■ **WRITTEN TASK**
The data below should be printed in full, exactly, and without any of its images.

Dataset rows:
....................

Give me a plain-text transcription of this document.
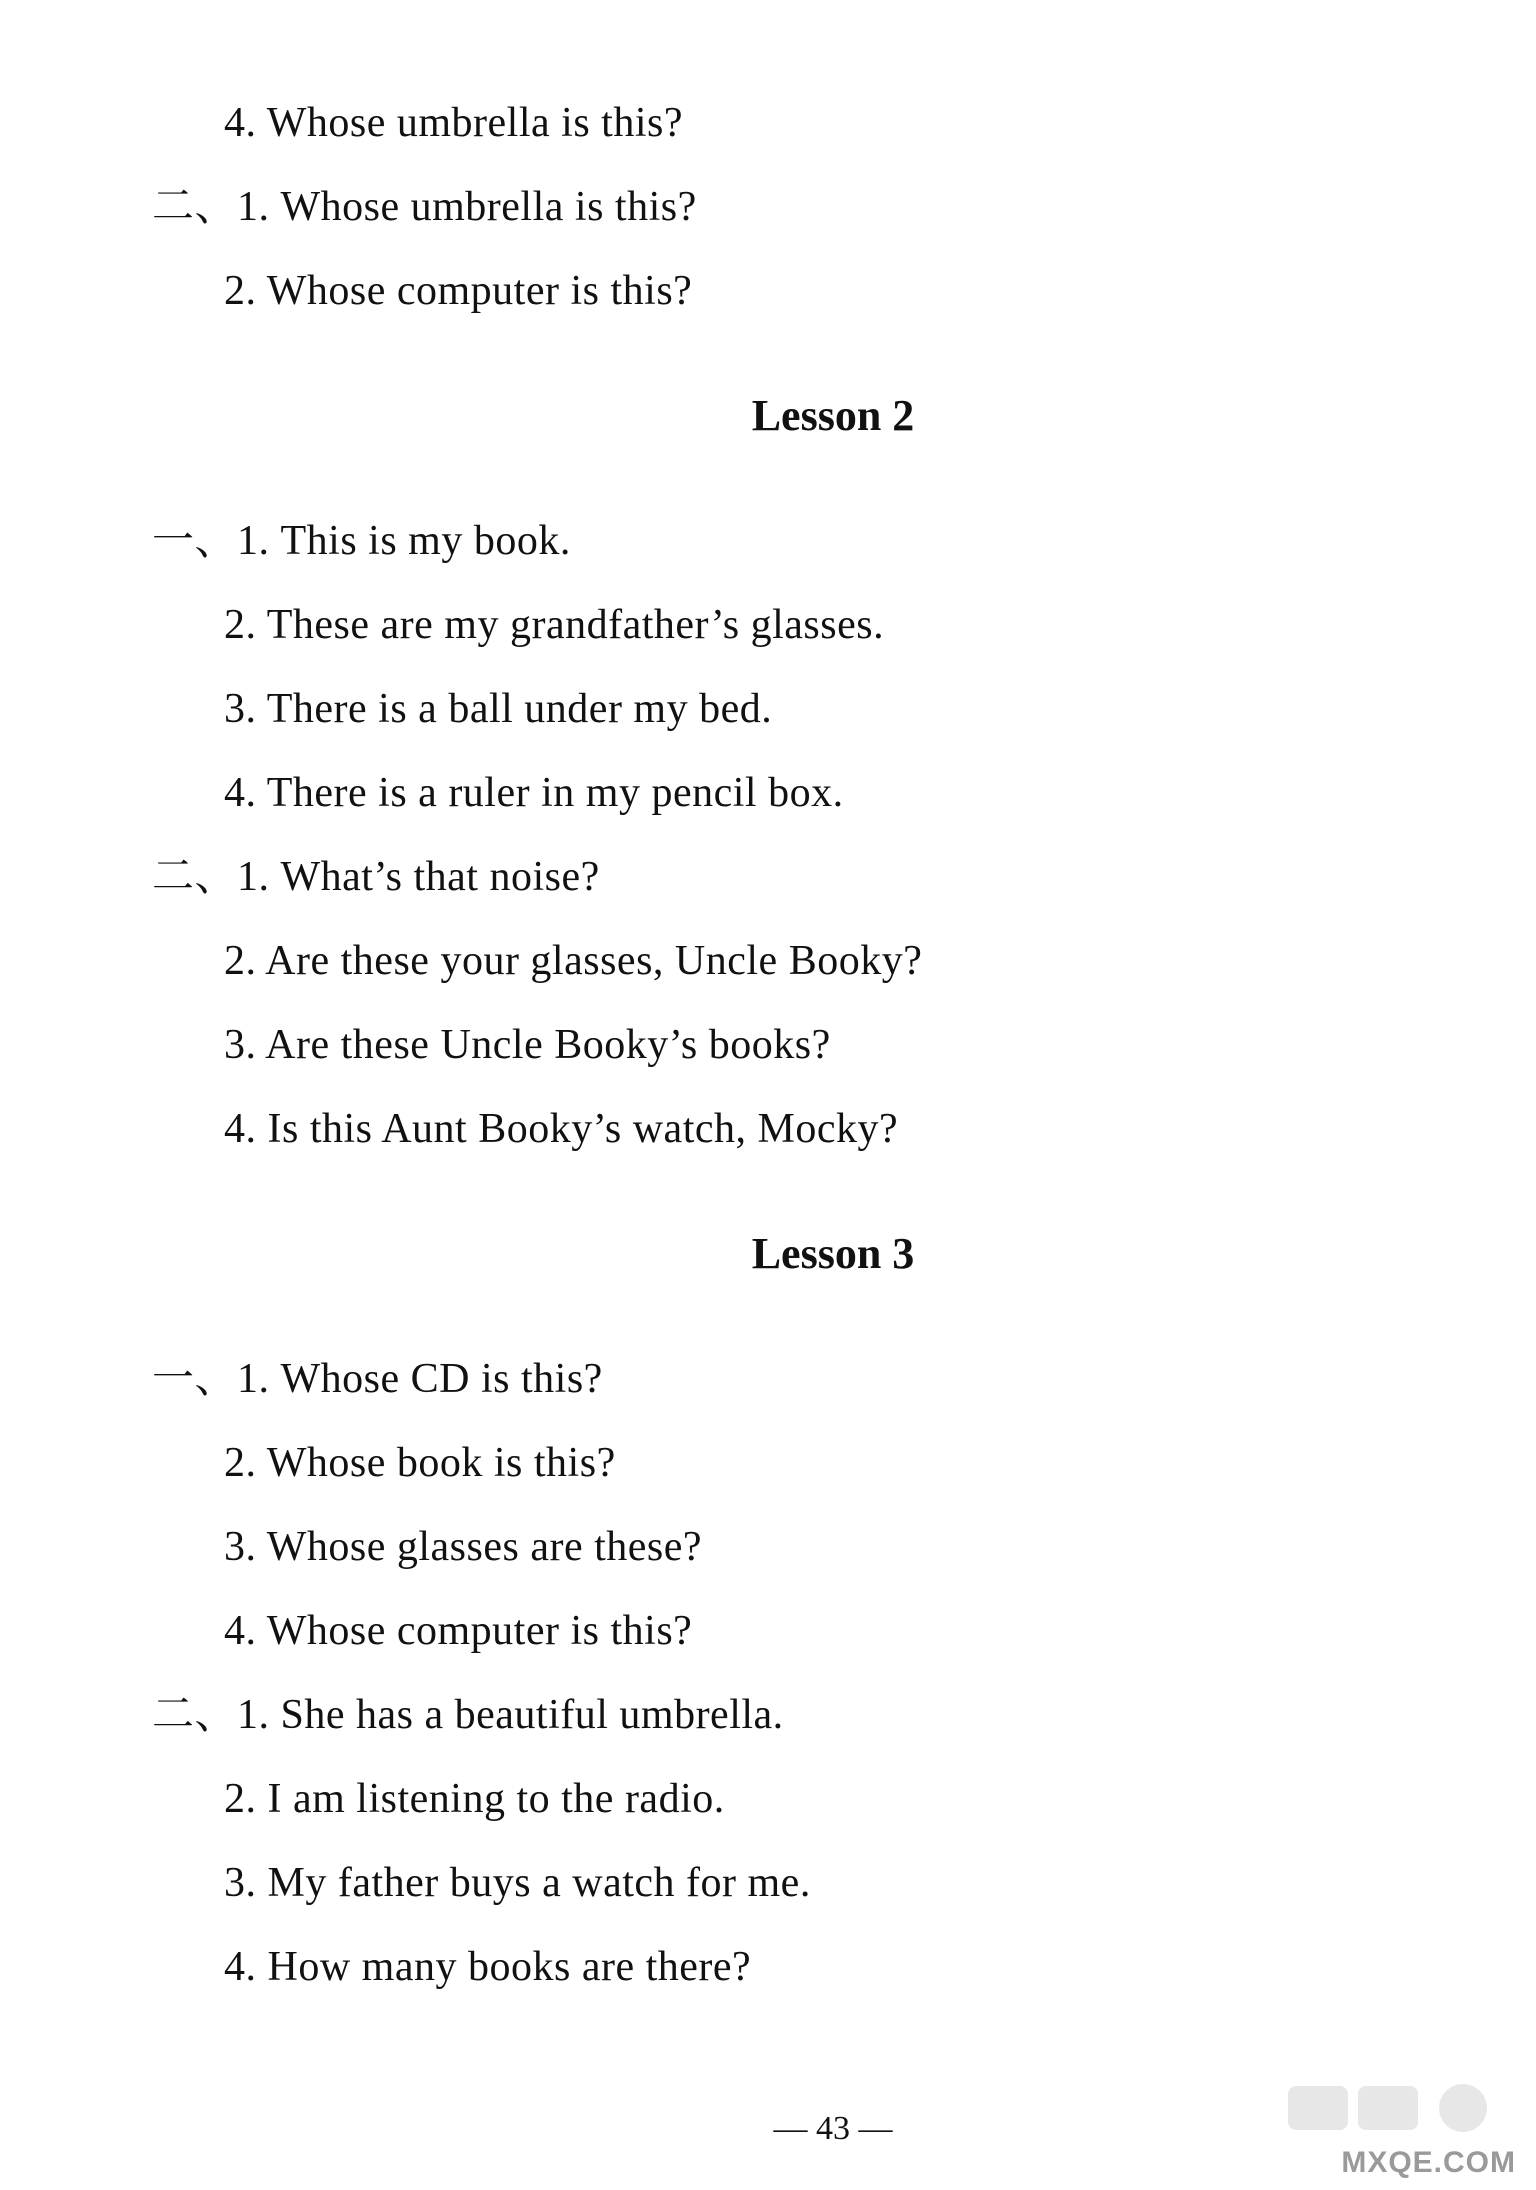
4. Whose umbrella is this?
二、1. Whose umbrella is this?
2. Whose computer is this?
Lesson 2
一、1. This is my book.
2. These are my grandfather’s glasses.
3. There is a ball under my bed.
4. There is a ruler in my pencil box.
二、1. What’s that noise?
2. Are these your glasses, Uncle Booky?
3. Are these Uncle Booky’s books?
4. Is this Aunt Booky’s watch, Mocky?
Lesson 3
一、1. Whose CD is this?
2. Whose book is this?
3. Whose glasses are these?
4. Whose computer is this?
二、1. She has a beautiful umbrella.
2. I am listening to the radio.
3. My father buys a watch for me.
4. How many books are there?
— 43 —
MXQE.COM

....................

■ **FINAL ANSWER**
Give me a plain-text transcription of this document.
4. Whose umbrella is this?
二、1. Whose umbrella is this?
2. Whose computer is this?
Lesson 2
一、1. This is my book.
2. These are my grandfather’s glasses.
3. There is a ball under my bed.
4. There is a ruler in my pencil box.
二、1. What’s that noise?
2. Are these your glasses, Uncle Booky?
3. Are these Uncle Booky’s books?
4. Is this Aunt Booky’s watch, Mocky?
Lesson 3
一、1. Whose CD is this?
2. Whose book is this?
3. Whose glasses are these?
4. Whose computer is this?
二、1. She has a beautiful umbrella.
2. I am listening to the radio.
3. My father buys a watch for me.
4. How many books are there?
— 43 —
MXQE.COM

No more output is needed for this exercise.